* Given entries *
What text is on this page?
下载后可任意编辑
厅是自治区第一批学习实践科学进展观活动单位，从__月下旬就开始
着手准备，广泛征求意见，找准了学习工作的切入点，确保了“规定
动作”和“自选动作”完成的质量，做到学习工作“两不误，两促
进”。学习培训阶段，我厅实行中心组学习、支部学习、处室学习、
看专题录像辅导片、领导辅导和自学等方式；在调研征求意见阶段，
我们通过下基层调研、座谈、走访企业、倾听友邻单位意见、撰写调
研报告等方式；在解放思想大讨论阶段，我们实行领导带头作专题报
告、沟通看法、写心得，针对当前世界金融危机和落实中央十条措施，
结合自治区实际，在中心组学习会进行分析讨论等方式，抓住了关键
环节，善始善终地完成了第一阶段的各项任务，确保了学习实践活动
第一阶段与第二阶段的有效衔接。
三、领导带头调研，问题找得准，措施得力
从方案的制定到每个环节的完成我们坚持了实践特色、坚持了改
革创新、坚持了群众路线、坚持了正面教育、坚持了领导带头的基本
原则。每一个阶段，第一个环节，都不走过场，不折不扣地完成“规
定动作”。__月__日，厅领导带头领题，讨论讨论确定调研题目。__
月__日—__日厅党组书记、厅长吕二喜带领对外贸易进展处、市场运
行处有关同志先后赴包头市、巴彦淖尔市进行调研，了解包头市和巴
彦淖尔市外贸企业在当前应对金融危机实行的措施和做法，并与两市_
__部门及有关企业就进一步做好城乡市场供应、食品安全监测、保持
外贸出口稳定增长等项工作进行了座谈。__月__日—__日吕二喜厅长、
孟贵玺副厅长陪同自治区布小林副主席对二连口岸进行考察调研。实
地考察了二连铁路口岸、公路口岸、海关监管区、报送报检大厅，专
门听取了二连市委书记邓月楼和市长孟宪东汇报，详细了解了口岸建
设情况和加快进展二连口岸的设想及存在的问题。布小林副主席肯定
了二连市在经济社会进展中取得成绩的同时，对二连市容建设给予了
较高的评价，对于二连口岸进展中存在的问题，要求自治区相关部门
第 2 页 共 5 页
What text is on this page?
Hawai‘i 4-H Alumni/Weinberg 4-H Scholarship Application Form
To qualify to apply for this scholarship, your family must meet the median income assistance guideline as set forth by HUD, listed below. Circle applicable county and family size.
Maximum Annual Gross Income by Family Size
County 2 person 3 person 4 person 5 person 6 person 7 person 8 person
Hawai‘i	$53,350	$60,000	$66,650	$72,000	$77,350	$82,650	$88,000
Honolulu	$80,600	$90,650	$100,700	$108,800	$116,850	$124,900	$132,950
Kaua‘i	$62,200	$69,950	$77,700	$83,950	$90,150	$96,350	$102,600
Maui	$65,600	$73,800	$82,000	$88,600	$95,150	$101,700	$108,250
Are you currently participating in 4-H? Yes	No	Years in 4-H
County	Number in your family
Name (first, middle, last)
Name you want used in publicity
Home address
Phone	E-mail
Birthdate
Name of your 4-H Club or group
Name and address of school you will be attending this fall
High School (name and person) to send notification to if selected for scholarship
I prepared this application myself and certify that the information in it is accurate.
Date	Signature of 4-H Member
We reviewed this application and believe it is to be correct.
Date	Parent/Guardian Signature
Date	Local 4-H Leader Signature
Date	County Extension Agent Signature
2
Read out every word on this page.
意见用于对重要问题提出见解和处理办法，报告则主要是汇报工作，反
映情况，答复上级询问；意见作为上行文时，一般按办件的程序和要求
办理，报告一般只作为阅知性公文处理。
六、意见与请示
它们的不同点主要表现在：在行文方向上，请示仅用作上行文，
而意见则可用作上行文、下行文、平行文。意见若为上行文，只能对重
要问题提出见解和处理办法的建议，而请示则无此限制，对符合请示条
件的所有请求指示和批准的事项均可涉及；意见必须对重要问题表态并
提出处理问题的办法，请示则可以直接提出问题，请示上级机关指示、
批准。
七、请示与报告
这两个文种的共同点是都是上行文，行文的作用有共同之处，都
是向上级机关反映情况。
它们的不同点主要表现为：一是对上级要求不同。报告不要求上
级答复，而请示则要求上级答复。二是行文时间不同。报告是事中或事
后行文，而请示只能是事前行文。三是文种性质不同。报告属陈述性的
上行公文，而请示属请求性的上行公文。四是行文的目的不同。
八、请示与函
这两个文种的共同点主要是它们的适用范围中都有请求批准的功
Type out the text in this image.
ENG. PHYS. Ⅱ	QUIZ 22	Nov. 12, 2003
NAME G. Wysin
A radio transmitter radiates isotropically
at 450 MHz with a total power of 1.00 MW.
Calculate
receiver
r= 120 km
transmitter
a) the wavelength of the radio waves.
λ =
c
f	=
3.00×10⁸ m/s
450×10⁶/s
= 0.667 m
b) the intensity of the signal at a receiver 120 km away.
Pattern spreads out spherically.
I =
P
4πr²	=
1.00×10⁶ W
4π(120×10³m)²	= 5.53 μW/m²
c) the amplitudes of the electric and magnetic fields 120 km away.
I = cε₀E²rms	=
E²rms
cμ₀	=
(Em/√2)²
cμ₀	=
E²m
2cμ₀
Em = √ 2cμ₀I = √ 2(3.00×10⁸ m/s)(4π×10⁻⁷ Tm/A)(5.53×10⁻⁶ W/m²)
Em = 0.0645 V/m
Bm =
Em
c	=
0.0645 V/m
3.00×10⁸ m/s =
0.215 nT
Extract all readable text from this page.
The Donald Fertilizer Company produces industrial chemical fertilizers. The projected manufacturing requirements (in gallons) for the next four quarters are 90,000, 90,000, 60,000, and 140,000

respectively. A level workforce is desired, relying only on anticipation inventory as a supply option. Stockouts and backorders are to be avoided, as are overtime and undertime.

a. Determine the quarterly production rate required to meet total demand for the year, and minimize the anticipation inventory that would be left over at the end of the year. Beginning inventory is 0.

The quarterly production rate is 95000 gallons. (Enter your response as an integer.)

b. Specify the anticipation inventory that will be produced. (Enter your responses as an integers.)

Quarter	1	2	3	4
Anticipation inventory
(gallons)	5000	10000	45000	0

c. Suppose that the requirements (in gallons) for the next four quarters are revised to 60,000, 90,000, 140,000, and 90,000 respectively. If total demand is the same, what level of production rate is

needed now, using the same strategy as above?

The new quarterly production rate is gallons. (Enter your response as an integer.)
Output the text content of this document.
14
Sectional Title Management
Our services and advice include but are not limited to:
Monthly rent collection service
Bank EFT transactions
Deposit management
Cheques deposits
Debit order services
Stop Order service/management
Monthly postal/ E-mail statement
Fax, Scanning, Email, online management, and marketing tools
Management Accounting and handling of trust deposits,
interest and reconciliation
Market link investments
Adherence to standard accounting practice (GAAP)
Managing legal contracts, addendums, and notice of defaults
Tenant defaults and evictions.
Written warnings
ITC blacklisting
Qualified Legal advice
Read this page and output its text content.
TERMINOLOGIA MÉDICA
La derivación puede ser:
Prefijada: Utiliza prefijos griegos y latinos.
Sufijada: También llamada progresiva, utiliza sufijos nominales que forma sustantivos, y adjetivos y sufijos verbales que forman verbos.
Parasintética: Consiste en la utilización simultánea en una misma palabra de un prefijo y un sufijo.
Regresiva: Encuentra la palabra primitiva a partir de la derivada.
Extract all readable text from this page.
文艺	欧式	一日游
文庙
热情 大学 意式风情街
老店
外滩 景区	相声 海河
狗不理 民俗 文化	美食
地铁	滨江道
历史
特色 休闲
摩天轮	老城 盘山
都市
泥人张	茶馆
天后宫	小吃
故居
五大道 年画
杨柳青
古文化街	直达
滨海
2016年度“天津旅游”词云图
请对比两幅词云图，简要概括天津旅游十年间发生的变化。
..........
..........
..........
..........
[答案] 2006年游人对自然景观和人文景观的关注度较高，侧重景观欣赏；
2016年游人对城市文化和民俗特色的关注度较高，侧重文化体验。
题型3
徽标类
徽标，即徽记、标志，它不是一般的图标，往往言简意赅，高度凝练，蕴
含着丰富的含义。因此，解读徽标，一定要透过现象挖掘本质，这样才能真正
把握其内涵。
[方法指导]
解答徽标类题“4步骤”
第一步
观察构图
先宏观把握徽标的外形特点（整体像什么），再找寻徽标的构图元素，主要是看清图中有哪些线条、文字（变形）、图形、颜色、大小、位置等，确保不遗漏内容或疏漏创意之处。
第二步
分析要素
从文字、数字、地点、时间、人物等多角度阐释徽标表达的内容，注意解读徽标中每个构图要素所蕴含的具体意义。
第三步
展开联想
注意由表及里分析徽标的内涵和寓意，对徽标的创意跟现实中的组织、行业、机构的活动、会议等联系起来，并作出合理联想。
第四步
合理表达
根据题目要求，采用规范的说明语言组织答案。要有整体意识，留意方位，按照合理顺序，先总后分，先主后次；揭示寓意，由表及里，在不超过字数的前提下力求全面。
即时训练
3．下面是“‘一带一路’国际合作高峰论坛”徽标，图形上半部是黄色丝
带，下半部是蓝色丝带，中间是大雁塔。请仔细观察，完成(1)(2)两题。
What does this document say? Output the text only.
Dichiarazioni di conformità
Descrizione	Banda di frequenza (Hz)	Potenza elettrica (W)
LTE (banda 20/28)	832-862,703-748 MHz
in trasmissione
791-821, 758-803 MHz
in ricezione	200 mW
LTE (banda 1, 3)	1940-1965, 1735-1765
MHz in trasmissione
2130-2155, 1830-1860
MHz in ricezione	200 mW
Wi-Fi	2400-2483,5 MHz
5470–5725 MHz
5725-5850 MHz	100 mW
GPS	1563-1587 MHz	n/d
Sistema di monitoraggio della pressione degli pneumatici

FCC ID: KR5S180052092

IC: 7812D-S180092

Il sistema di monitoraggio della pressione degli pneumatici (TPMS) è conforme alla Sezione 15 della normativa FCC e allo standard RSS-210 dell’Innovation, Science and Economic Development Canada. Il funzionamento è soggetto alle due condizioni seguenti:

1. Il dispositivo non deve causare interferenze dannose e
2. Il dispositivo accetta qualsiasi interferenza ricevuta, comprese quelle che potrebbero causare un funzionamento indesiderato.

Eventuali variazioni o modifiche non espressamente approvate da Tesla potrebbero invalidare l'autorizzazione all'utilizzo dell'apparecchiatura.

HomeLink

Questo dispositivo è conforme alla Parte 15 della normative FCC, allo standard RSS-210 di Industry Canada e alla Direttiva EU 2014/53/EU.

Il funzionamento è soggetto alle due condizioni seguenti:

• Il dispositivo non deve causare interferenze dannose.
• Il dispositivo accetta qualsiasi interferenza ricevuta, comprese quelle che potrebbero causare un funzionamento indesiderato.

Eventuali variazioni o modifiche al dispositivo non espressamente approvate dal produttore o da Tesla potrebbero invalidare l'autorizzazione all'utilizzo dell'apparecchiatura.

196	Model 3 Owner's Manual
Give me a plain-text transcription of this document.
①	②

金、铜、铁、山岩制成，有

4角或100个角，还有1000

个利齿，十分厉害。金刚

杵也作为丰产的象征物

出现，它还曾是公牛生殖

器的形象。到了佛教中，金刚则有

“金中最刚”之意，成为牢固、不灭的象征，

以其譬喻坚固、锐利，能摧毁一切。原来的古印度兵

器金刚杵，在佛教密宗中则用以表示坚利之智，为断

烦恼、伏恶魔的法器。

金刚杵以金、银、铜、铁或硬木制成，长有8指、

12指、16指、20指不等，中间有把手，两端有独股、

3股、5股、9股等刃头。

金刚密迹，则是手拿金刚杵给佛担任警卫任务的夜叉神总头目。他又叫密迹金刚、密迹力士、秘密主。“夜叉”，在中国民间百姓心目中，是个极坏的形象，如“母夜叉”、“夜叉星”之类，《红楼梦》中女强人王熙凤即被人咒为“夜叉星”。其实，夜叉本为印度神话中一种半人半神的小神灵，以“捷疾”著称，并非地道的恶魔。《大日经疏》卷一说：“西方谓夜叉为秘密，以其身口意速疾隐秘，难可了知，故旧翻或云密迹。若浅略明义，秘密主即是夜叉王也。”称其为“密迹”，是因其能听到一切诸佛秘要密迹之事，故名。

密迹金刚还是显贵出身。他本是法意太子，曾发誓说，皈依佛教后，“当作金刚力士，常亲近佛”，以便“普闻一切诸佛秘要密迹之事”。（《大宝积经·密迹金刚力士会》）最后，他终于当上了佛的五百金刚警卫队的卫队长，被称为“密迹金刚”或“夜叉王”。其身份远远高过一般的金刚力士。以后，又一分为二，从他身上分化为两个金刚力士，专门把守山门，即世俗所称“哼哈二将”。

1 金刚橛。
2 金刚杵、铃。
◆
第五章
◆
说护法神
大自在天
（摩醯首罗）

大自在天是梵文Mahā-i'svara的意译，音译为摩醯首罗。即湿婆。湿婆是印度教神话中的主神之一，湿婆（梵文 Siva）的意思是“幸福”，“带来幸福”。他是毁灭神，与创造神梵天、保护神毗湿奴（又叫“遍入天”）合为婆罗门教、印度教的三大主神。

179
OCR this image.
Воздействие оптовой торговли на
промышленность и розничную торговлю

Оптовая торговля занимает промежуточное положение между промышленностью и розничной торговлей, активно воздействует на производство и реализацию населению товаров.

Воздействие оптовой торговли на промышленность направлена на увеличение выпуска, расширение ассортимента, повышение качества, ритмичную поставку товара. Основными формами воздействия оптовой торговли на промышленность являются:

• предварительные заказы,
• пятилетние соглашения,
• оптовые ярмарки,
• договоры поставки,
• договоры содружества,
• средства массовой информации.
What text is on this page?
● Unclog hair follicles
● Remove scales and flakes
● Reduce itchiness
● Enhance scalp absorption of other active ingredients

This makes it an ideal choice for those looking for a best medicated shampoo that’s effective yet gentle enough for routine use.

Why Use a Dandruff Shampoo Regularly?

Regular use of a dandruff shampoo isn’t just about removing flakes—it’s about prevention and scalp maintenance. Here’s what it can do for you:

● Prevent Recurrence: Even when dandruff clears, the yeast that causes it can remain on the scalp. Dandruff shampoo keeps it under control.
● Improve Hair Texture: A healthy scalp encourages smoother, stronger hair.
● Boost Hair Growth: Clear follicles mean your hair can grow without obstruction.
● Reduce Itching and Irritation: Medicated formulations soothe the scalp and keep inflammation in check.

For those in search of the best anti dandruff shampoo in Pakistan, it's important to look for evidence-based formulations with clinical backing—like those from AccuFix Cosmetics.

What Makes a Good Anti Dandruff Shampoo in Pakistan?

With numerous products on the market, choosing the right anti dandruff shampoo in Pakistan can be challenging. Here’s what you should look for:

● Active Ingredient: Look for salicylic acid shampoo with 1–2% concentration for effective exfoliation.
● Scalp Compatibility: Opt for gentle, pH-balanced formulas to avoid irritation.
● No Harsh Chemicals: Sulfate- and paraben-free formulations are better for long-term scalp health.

* The task *
Copy all lines in the listing above where the string "approvate" appears.

* Solution for this task *
Eventuali variazioni o modifiche non espressamente approvate da Tesla potrebbero invalidare l'autorizzazione all'utilizzo dell'apparecchiatura.
Eventuali variazioni o modifiche al dispositivo non espressamente approvate dal produttore o da Tesla potrebbero invalidare l'autorizzazione all'utilizzo dell'apparecchiatura.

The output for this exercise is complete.